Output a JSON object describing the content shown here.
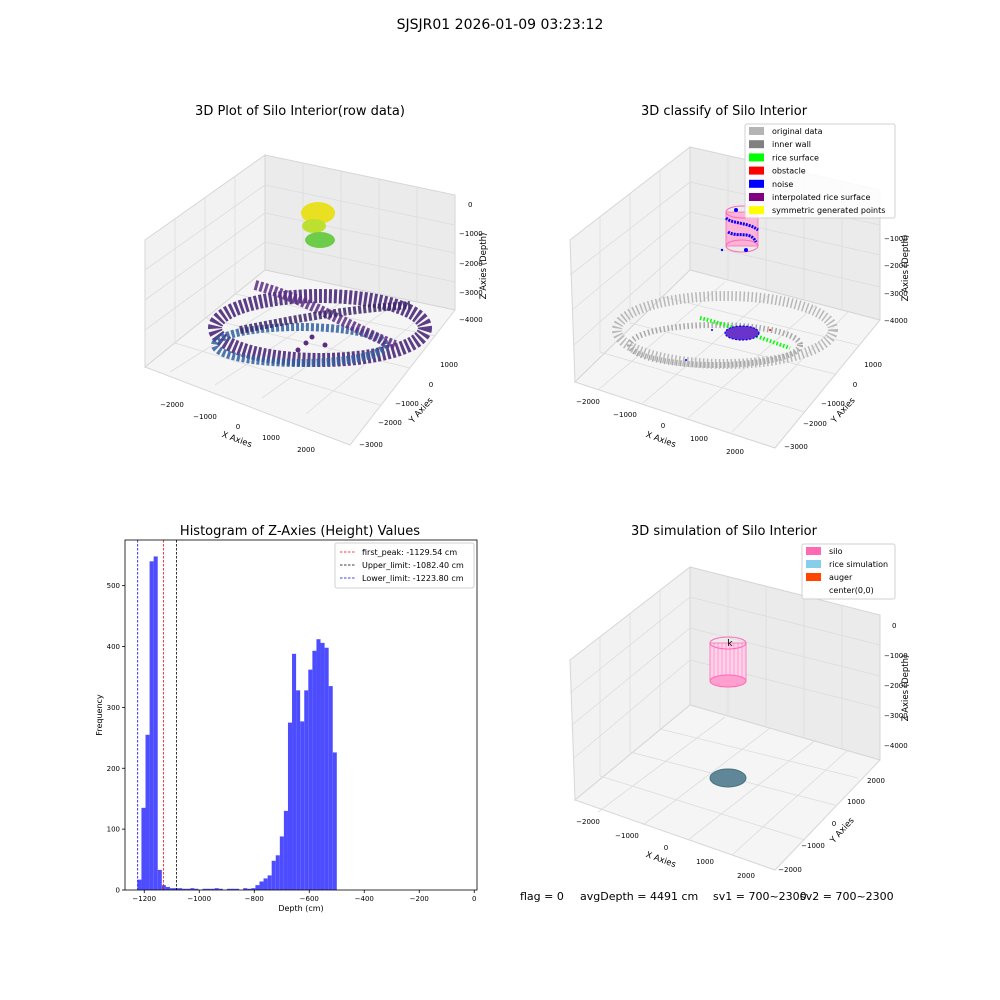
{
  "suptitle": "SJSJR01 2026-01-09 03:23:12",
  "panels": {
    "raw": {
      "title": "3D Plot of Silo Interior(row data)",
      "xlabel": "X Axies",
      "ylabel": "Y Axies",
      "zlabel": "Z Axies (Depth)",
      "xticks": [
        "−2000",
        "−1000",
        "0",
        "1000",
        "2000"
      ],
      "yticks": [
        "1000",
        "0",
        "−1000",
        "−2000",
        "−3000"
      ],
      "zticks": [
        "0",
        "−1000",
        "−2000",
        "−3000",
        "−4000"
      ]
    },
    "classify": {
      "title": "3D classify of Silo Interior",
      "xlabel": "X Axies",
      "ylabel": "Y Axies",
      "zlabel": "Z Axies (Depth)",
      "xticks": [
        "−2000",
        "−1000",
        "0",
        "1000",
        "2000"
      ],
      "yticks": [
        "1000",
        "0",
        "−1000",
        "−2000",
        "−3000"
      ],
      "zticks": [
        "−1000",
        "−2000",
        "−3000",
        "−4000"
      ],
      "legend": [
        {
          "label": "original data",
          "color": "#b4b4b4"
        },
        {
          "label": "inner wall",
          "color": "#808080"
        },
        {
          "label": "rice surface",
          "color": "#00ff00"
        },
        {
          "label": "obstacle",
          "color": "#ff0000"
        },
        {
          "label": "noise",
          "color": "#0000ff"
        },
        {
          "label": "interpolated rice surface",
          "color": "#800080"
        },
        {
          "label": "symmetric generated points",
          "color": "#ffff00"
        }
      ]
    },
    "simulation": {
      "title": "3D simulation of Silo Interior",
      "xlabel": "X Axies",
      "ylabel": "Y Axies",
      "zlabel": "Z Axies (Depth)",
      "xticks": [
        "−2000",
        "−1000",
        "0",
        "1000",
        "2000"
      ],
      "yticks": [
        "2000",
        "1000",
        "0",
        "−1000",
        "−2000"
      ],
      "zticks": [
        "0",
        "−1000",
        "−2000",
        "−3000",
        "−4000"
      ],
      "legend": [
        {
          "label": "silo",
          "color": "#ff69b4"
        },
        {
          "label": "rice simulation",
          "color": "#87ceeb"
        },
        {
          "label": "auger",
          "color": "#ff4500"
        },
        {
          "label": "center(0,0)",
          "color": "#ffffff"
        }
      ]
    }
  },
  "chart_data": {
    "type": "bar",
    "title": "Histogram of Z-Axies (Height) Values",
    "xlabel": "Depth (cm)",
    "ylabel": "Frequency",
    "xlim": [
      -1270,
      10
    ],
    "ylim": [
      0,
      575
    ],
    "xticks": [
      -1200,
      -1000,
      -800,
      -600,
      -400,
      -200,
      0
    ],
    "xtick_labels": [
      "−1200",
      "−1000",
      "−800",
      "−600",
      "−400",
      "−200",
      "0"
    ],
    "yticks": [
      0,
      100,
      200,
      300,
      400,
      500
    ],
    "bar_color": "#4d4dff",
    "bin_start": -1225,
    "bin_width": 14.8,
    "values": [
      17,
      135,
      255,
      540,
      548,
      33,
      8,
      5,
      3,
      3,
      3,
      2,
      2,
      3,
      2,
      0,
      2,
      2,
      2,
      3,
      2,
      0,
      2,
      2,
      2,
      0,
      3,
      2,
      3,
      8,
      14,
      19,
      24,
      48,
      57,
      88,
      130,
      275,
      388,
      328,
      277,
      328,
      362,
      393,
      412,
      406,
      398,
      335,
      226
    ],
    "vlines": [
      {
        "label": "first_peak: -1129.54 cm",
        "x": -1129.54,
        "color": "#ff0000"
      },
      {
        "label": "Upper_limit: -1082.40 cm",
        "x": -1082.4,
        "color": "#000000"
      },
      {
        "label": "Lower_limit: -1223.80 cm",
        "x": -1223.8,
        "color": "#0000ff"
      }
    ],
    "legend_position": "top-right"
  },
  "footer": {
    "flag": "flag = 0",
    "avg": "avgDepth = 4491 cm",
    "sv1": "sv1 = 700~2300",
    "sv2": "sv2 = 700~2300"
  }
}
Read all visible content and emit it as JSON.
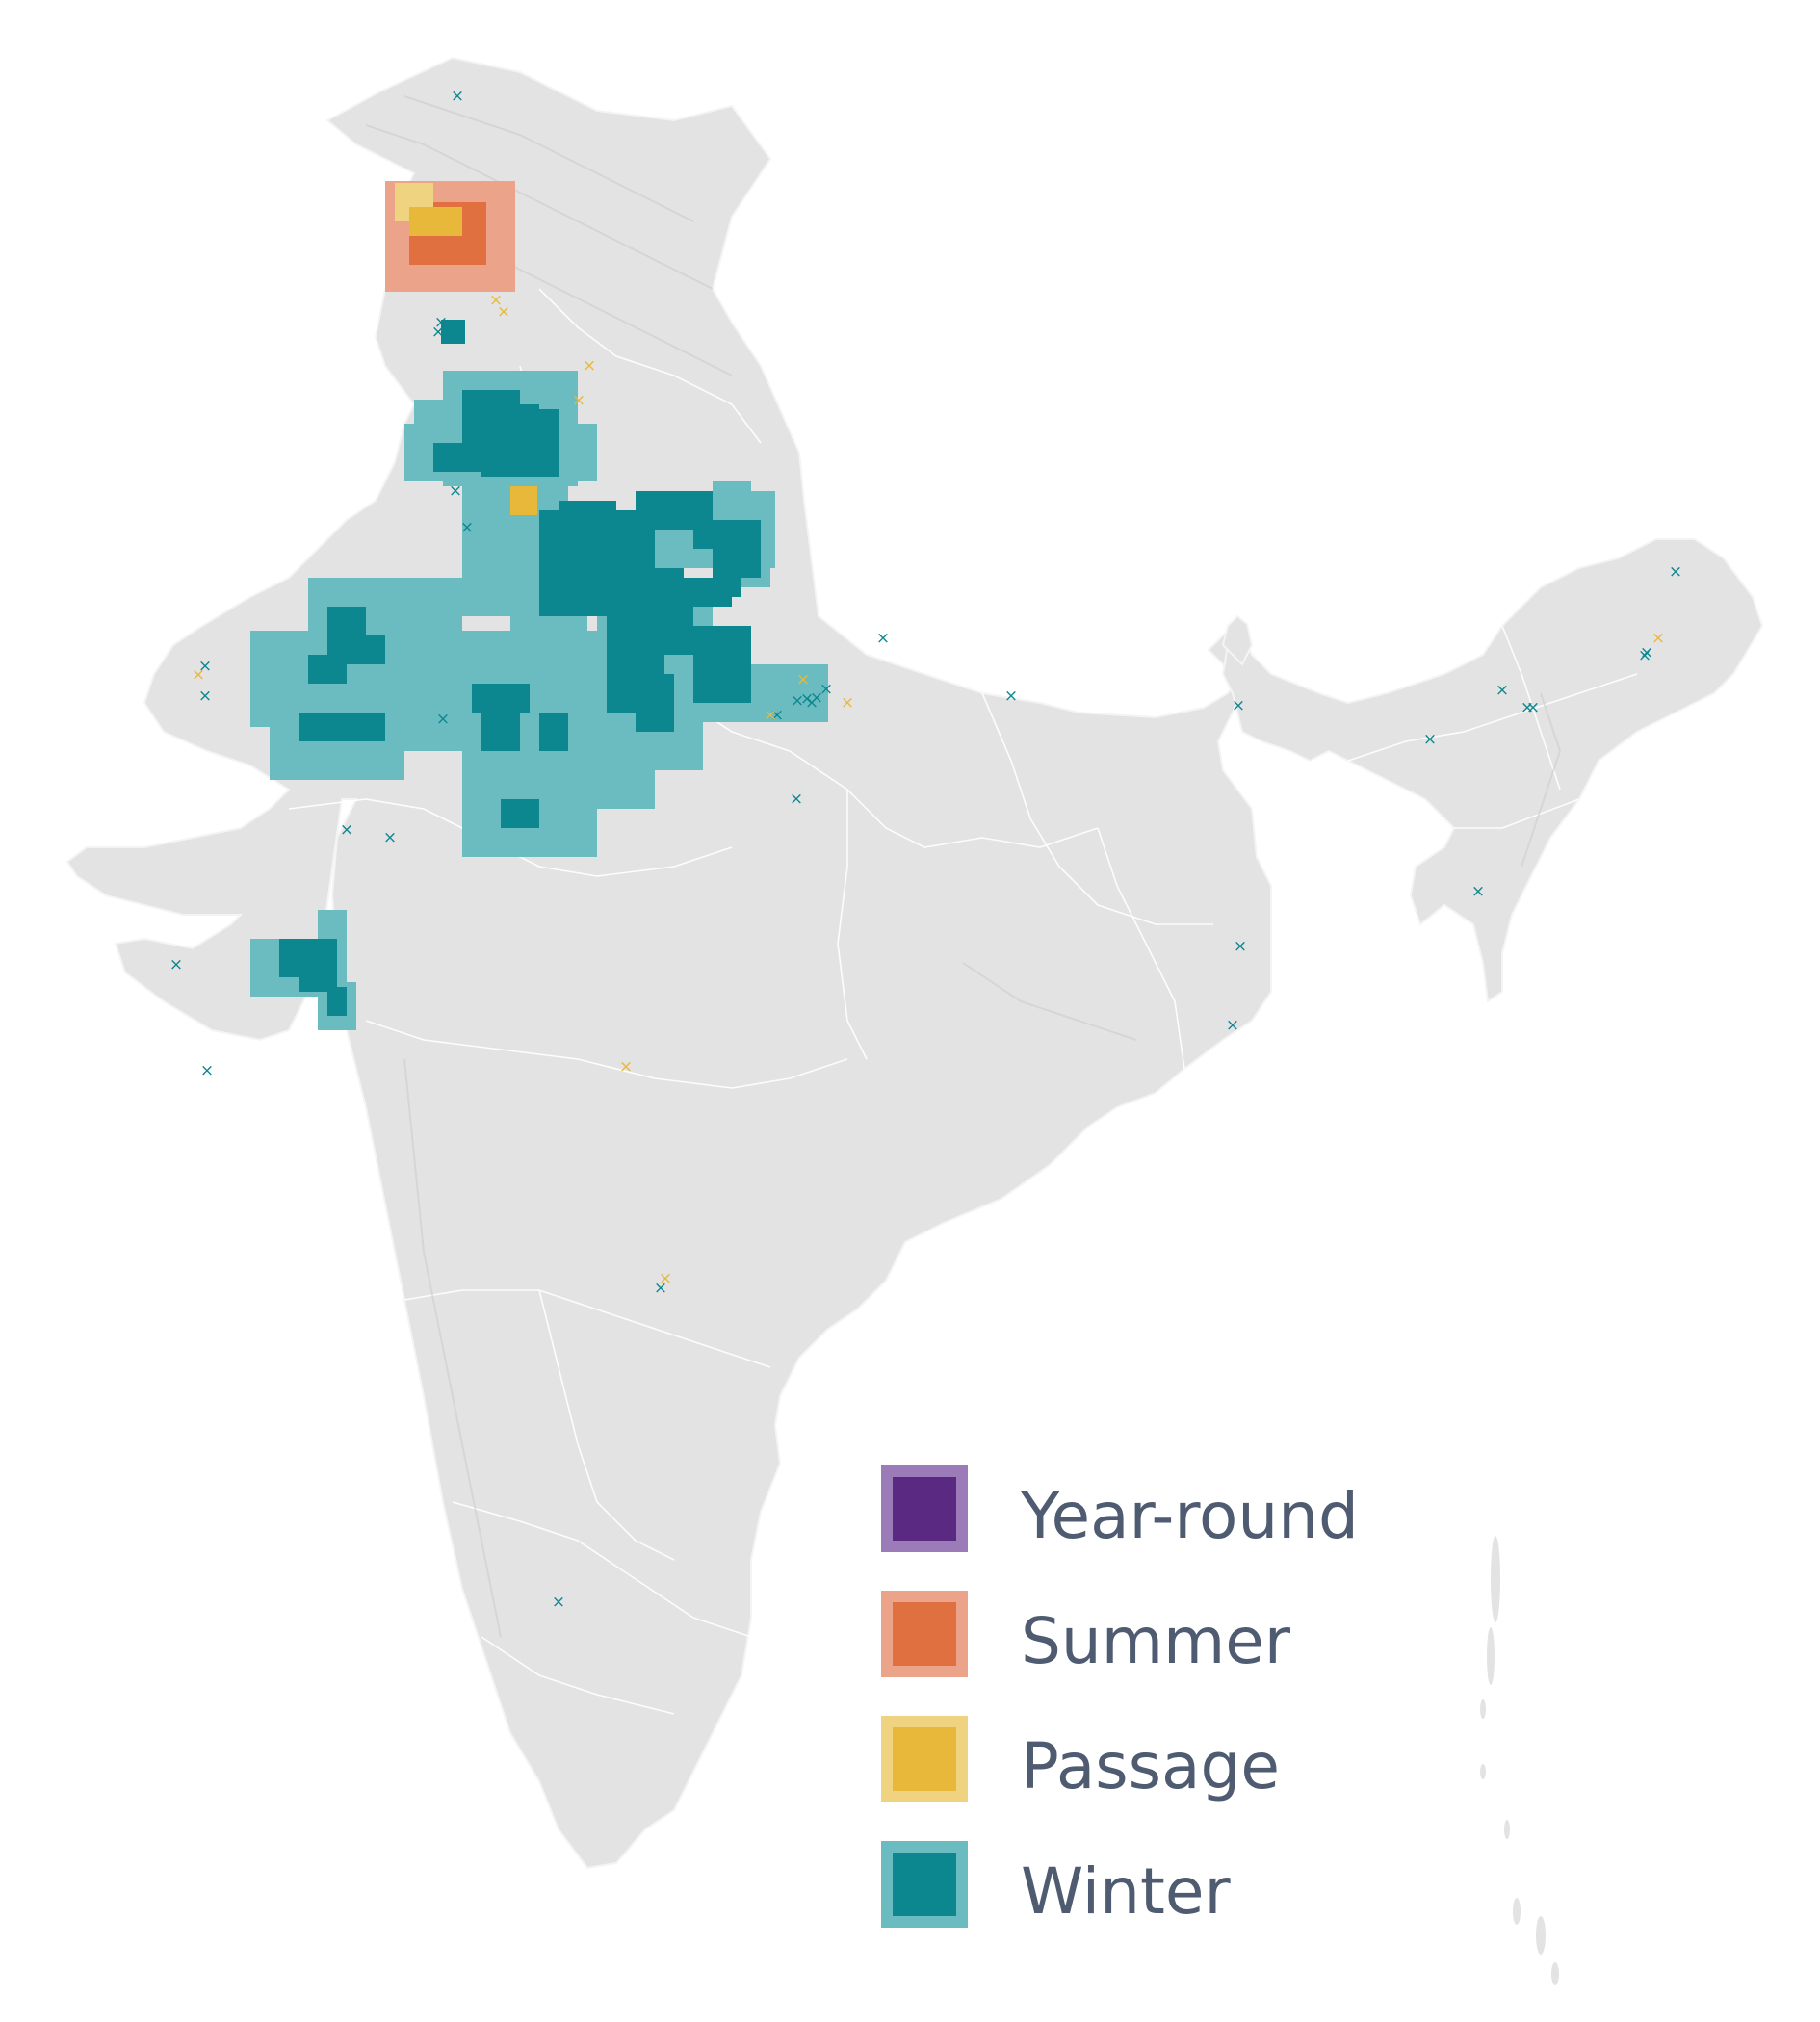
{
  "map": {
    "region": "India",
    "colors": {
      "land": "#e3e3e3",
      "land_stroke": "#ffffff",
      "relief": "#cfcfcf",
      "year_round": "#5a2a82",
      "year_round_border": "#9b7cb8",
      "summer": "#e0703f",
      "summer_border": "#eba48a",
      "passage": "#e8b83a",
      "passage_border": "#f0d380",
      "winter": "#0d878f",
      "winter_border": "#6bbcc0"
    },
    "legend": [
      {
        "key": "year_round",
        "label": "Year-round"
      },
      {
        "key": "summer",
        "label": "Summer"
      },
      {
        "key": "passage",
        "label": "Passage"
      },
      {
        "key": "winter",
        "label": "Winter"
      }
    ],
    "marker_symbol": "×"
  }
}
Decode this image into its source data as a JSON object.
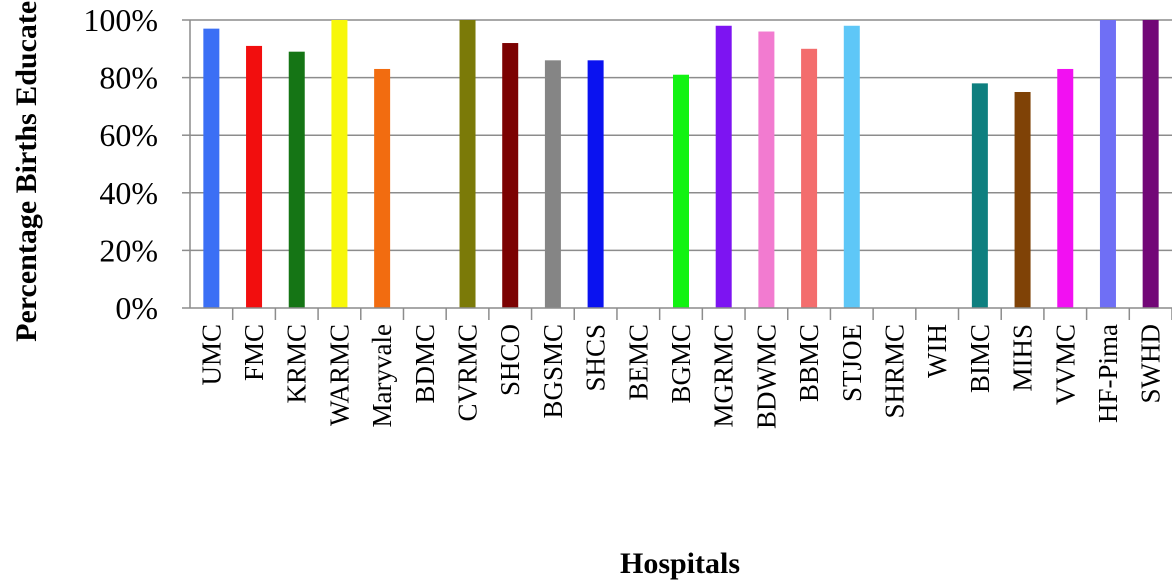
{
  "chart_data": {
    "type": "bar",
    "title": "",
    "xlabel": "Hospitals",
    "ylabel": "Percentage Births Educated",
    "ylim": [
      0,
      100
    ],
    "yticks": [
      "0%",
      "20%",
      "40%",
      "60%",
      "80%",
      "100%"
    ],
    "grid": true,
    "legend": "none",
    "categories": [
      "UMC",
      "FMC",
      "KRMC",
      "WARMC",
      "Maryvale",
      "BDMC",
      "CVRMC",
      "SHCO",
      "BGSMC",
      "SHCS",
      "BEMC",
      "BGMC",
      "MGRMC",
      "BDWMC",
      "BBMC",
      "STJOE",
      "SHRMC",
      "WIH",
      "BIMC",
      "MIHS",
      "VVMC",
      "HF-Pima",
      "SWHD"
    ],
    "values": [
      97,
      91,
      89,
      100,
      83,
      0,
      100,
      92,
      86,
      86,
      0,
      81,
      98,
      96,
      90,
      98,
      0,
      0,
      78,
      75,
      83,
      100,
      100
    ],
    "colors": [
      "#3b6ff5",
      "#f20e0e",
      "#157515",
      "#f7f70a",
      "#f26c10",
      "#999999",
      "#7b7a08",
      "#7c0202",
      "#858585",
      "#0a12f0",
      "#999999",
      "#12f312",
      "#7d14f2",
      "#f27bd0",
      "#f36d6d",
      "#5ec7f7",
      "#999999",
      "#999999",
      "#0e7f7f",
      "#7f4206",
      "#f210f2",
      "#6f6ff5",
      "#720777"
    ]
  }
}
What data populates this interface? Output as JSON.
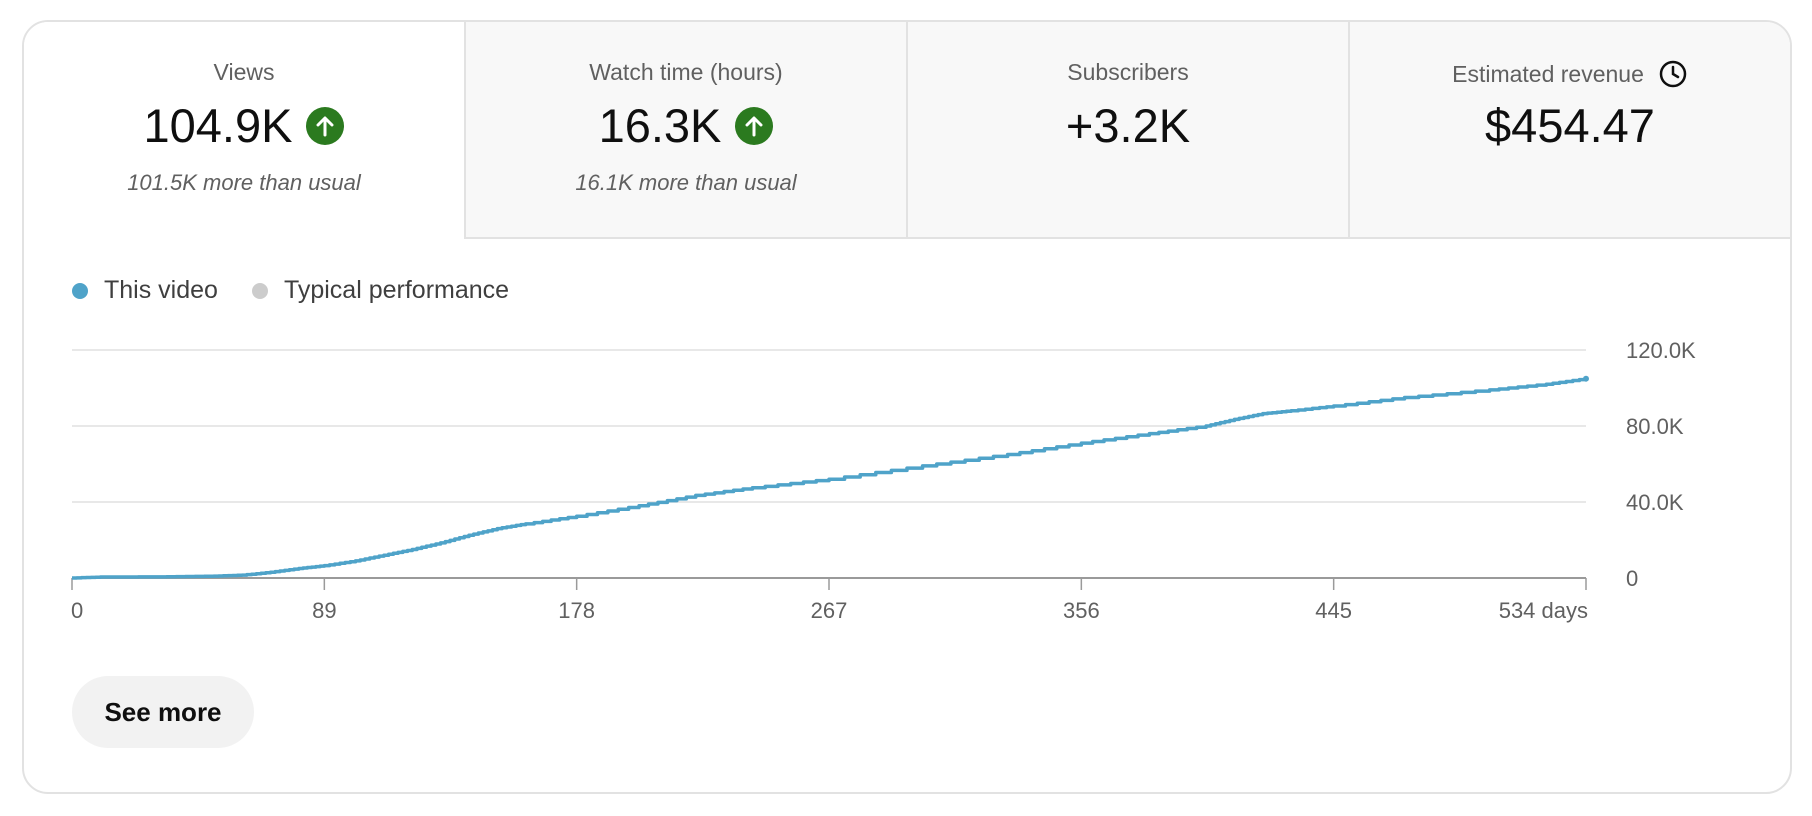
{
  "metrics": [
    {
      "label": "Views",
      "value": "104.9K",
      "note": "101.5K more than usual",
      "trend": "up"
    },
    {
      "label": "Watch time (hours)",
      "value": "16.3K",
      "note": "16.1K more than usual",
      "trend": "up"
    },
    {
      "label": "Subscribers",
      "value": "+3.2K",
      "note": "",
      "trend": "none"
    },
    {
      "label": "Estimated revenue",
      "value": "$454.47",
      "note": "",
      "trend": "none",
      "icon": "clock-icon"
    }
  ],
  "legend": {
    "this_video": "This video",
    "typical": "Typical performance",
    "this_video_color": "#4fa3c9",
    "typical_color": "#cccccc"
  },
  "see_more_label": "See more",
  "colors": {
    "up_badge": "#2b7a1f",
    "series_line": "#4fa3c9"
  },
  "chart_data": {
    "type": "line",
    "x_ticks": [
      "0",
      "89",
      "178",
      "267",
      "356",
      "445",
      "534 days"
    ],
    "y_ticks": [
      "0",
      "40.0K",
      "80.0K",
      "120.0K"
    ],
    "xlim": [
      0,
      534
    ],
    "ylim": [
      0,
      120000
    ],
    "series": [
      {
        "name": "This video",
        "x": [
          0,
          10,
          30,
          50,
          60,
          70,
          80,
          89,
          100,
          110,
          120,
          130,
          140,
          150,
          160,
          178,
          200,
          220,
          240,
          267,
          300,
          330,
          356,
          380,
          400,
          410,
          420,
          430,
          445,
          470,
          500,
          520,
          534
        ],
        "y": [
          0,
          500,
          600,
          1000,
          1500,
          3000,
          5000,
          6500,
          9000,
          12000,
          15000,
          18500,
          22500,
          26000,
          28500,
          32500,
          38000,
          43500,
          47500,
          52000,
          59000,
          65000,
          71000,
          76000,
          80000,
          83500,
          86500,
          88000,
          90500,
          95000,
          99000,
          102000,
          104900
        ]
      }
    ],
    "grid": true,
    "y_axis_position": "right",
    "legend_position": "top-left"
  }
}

---+---

# GOAL OF THE EXERCISE
What is the number of lines above that contain the string "surface"? Answer with the number alone.

# TASK RESPONSE
2